### WHAT TO DO
Set out each line from the following listing that includes the word "close".
## START EXTRACTED MATERIAL
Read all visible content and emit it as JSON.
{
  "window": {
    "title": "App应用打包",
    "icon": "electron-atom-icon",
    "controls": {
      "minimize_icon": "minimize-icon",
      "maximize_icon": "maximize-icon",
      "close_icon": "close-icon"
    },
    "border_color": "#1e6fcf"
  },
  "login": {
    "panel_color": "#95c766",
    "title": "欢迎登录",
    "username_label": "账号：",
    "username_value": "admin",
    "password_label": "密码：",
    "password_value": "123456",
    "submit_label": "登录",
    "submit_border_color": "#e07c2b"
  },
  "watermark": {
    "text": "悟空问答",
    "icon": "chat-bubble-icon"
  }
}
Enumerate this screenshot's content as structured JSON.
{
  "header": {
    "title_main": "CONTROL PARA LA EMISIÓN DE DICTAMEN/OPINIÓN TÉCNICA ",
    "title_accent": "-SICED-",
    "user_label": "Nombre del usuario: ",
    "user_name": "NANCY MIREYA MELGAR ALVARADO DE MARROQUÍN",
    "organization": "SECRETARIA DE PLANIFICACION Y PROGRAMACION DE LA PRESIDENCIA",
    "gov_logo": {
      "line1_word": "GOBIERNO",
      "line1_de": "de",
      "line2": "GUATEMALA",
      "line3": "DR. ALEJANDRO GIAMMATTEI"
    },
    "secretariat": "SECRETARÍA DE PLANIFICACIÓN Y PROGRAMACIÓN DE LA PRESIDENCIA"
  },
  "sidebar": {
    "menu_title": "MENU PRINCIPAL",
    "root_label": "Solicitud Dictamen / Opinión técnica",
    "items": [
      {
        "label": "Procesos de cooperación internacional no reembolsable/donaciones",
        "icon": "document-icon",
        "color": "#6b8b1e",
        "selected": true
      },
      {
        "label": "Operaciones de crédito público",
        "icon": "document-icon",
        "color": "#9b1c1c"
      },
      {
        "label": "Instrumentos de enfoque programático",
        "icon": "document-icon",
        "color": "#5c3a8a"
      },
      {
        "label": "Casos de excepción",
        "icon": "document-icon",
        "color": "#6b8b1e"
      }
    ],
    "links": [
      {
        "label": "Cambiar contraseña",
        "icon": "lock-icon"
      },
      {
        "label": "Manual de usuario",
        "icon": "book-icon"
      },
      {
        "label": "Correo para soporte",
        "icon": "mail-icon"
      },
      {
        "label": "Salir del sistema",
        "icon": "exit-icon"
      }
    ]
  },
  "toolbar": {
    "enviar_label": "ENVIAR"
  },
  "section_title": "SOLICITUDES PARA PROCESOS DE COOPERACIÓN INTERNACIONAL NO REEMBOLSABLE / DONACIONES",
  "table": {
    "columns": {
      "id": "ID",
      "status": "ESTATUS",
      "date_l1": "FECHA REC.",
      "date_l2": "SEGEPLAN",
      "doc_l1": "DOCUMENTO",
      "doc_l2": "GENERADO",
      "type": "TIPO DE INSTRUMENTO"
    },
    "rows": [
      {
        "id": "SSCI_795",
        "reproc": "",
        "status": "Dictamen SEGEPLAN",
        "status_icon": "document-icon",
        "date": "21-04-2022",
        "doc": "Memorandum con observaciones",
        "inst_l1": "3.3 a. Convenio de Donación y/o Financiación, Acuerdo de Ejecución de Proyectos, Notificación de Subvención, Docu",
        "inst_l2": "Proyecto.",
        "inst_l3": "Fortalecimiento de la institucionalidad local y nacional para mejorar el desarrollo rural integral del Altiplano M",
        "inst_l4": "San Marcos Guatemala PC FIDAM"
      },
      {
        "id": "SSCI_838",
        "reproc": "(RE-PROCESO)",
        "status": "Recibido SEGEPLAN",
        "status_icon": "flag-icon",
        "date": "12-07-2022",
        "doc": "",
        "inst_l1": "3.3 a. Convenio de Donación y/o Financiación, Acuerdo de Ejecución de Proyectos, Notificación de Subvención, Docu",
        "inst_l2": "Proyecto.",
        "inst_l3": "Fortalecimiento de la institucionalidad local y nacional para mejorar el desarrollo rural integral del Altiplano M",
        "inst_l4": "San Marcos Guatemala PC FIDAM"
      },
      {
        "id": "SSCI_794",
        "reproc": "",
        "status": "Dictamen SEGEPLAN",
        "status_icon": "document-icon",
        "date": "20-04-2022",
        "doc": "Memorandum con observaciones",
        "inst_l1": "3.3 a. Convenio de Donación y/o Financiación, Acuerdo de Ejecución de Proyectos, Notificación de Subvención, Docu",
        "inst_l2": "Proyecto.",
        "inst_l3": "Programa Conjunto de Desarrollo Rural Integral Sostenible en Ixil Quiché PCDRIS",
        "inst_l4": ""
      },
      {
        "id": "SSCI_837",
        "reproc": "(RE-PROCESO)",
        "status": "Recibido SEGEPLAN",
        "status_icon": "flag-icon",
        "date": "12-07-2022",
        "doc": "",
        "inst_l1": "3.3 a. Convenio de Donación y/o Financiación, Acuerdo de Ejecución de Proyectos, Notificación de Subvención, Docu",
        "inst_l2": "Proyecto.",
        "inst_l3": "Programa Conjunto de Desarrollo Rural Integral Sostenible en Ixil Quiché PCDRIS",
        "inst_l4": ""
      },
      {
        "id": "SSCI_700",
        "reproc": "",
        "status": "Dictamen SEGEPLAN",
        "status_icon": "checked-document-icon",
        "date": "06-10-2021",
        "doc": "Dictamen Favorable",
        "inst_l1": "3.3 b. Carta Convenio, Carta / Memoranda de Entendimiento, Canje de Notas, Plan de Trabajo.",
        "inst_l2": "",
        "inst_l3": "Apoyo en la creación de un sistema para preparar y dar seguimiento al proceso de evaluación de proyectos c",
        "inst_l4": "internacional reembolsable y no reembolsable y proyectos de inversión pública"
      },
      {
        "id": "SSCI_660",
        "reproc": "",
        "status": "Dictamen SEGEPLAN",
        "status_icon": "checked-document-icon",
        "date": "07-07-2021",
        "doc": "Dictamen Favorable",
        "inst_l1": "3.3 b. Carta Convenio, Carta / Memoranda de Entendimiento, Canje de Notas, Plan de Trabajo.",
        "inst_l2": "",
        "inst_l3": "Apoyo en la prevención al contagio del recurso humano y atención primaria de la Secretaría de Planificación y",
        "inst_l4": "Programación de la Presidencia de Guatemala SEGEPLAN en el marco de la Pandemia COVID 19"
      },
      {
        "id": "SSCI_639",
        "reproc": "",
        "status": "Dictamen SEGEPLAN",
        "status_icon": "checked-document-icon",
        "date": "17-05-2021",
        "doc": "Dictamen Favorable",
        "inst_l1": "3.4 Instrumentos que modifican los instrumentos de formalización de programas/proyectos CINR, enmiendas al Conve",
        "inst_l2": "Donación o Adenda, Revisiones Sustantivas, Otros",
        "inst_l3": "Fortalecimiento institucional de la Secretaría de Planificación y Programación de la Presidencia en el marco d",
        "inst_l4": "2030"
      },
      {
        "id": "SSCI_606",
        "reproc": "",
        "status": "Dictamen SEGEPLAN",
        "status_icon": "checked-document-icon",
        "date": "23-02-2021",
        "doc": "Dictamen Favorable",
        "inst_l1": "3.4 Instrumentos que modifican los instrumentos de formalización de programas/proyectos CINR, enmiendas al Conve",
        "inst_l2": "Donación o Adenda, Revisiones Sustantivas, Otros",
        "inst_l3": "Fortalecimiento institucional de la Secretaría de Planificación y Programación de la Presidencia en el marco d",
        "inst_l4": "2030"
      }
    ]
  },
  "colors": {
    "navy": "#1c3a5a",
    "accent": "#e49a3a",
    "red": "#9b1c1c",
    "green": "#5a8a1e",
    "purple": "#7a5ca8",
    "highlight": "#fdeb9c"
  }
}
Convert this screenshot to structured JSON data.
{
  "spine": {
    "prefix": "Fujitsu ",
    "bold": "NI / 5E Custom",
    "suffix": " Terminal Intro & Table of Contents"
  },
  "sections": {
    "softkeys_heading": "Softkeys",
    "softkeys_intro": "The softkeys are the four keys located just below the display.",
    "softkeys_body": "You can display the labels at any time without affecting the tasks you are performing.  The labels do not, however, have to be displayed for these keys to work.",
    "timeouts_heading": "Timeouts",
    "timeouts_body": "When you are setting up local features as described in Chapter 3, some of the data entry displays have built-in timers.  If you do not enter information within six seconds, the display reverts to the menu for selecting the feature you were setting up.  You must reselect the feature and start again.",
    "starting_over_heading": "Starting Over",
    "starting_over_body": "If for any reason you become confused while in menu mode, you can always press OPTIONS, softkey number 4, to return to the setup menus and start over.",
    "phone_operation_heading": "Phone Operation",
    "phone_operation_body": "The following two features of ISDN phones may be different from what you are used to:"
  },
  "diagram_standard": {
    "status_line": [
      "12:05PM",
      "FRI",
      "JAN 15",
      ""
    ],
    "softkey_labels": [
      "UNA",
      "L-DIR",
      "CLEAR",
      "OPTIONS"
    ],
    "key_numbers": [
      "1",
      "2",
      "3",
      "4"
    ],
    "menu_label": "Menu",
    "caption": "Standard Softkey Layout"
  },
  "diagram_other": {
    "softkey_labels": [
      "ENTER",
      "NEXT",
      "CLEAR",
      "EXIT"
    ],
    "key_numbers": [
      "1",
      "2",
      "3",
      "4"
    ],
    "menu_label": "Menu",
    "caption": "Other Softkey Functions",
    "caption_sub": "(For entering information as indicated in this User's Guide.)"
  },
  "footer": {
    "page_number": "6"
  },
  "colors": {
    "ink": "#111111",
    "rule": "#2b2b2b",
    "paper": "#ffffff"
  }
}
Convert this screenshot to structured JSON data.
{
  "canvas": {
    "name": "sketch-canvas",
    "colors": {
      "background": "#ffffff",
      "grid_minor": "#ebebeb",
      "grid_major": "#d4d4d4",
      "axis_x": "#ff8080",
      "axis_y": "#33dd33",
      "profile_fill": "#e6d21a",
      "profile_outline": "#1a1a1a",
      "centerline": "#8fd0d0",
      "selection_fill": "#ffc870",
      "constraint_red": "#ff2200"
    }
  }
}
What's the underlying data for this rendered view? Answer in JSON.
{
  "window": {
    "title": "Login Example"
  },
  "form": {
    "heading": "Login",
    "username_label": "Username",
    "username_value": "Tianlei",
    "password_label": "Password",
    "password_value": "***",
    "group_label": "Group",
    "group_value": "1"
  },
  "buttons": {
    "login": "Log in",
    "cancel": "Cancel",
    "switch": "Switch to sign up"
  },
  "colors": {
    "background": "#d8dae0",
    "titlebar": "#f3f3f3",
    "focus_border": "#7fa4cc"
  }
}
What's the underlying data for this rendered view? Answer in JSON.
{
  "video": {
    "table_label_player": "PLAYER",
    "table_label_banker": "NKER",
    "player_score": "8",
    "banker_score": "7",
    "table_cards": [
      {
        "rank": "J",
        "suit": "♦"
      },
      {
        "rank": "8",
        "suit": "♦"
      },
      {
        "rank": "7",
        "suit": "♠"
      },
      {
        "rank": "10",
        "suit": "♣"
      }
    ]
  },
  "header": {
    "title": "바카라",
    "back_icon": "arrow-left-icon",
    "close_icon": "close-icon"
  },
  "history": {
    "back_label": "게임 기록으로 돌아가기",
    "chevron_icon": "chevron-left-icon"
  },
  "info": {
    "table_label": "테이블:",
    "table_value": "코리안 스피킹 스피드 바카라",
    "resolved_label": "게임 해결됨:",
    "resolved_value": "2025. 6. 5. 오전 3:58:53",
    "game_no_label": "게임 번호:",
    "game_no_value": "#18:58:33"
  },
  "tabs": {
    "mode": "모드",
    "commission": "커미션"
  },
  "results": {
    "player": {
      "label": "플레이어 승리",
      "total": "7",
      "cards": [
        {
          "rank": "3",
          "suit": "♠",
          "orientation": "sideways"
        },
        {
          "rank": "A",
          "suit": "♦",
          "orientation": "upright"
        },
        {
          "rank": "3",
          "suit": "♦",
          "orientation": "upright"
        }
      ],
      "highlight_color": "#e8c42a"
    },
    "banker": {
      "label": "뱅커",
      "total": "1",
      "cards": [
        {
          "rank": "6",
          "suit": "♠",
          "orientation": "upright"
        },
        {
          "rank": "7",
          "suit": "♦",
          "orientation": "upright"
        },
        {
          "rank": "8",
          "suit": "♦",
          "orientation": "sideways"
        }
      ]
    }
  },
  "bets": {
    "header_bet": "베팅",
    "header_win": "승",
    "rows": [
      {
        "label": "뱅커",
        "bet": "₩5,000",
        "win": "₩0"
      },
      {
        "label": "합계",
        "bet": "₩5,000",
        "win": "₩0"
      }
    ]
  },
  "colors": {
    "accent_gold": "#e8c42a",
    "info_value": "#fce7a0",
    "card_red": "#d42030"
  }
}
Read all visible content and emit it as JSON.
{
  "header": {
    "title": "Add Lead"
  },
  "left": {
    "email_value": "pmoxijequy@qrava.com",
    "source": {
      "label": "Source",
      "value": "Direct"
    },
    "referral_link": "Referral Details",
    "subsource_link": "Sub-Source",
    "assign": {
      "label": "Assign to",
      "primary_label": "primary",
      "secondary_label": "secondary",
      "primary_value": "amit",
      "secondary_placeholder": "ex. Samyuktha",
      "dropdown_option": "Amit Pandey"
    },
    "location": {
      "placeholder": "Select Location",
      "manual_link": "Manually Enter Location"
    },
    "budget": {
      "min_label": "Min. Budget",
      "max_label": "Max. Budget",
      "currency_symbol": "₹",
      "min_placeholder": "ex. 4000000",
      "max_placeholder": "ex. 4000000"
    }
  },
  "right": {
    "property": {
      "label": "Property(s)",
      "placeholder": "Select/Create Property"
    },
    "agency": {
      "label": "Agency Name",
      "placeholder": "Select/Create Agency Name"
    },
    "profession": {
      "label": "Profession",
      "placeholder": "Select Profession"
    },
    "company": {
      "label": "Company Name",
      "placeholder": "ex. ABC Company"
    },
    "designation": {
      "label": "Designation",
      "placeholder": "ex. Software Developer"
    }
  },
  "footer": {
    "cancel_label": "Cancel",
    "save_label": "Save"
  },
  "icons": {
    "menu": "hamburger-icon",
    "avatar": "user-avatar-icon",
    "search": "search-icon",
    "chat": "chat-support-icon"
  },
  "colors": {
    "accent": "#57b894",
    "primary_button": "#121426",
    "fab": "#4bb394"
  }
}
## END EXTRACTED MATERIAL
### ANSWER TO THE TASK
      "close_icon": "close-icon"
    "close_icon": "close-icon"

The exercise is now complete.